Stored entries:
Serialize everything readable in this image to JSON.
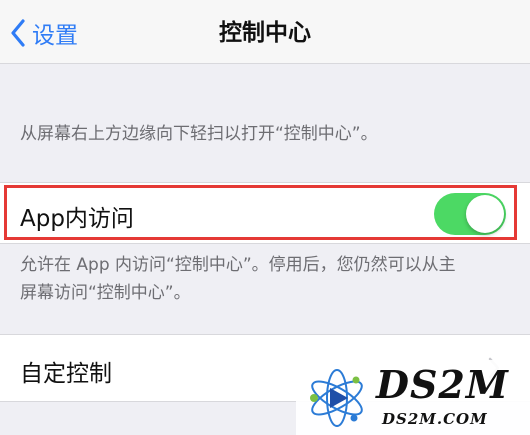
{
  "nav": {
    "back_label": "设置",
    "title": "控制中心"
  },
  "section1": {
    "description": "从屏幕右上方边缘向下轻扫以打开“控制中心”。"
  },
  "app_access": {
    "label": "App内访问",
    "toggle_on": true,
    "toggle_color": "#4cd964",
    "description_line1": "允许在 App 内访问“控制中心”。停用后，您仍然可以从主",
    "description_line2": "屏幕访问“控制中心”。"
  },
  "customize": {
    "label": "自定控制"
  },
  "watermark": {
    "brand": "DS2M",
    "site": "DS2M.COM"
  },
  "colors": {
    "accent": "#2f7cf6",
    "highlight": "#e53935"
  }
}
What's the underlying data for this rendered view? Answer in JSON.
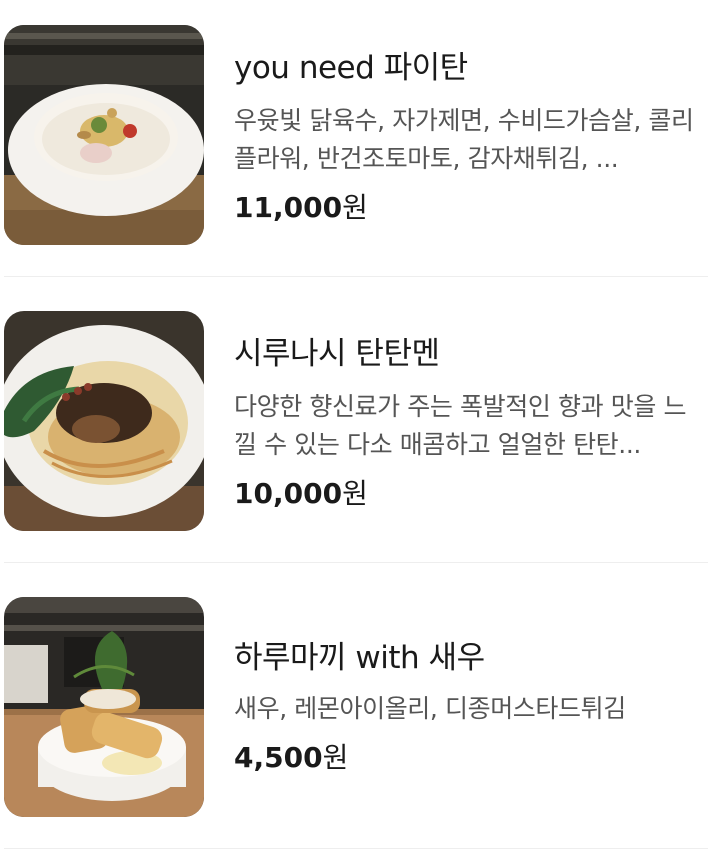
{
  "menu": {
    "items": [
      {
        "name": "you need 파이탄",
        "description": "우윳빛 닭육수, 자가제면, 수비드가슴살, 콜리플라워, 반건조토마토, 감자채튀김, ...",
        "price_number": "11,000",
        "price_unit": "원",
        "image": "paitan-ramen-photo"
      },
      {
        "name": "시루나시 탄탄멘",
        "description": "다양한 향신료가 주는 폭발적인 향과 맛을 느낄 수 있는 다소 매콤하고 얼얼한 탄탄...",
        "price_number": "10,000",
        "price_unit": "원",
        "image": "tantanmen-photo"
      },
      {
        "name": "하루마끼 with 새우",
        "description": "새우, 레몬아이올리, 디종머스타드튀김",
        "price_number": "4,500",
        "price_unit": "원",
        "image": "harumaki-shrimp-photo"
      }
    ]
  }
}
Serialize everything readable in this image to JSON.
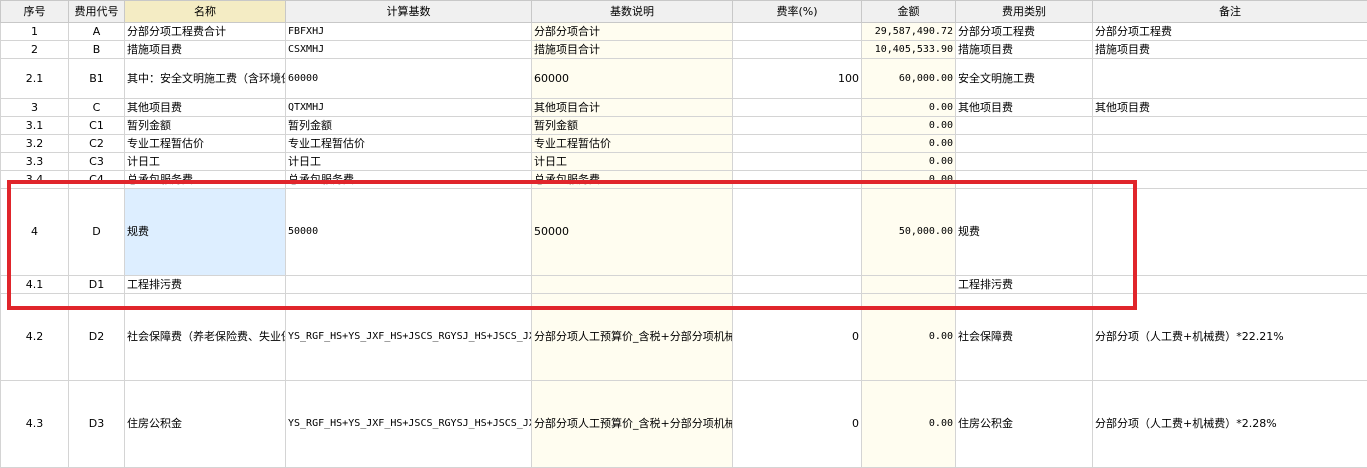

> Problem to work on:
Quote the entries in full. Any image among them is to be omitted from the copy.

> Reply to the task:
Serialize everything readable in this image to JSON.
{
  "nav": {
    "back_label": "设置",
    "title": "控制中心"
  },
  "section1": {
    "description": "从屏幕右上方边缘向下轻扫以打开“控制中心”。"
  },
  "app_access": {
    "label": "App内访问",
    "toggle_on": true,
    "toggle_color": "#4cd964",
    "description_line1": "允许在 App 内访问“控制中心”。停用后，您仍然可以从主",
    "description_line2": "屏幕访问“控制中心”。"
  },
  "customize": {
    "label": "自定控制"
  },
  "watermark": {
    "brand": "DS2M",
    "site": "DS2M.COM"
  },
  "colors": {
    "accent": "#2f7cf6",
    "highlight": "#e53935"
  }
}
What's the underlying data for this rendered view? Answer in JSON.
{
  "menu": {
    "items": [
      {
        "name": "you need 파이탄",
        "description": "우윳빛 닭육수, 자가제면, 수비드가슴살, 콜리플라워, 반건조토마토, 감자채튀김, ...",
        "price_number": "11,000",
        "price_unit": "원",
        "image": "paitan-ramen-photo"
      },
      {
        "name": "시루나시 탄탄멘",
        "description": "다양한 향신료가 주는 폭발적인 향과 맛을 느낄 수 있는 다소 매콤하고 얼얼한 탄탄...",
        "price_number": "10,000",
        "price_unit": "원",
        "image": "tantanmen-photo"
      },
      {
        "name": "하루마끼 with 새우",
        "description": "새우, 레몬아이올리, 디종머스타드튀김",
        "price_number": "4,500",
        "price_unit": "원",
        "image": "harumaki-shrimp-photo"
      }
    ]
  }
}
Serialize everything readable in this image to JSON.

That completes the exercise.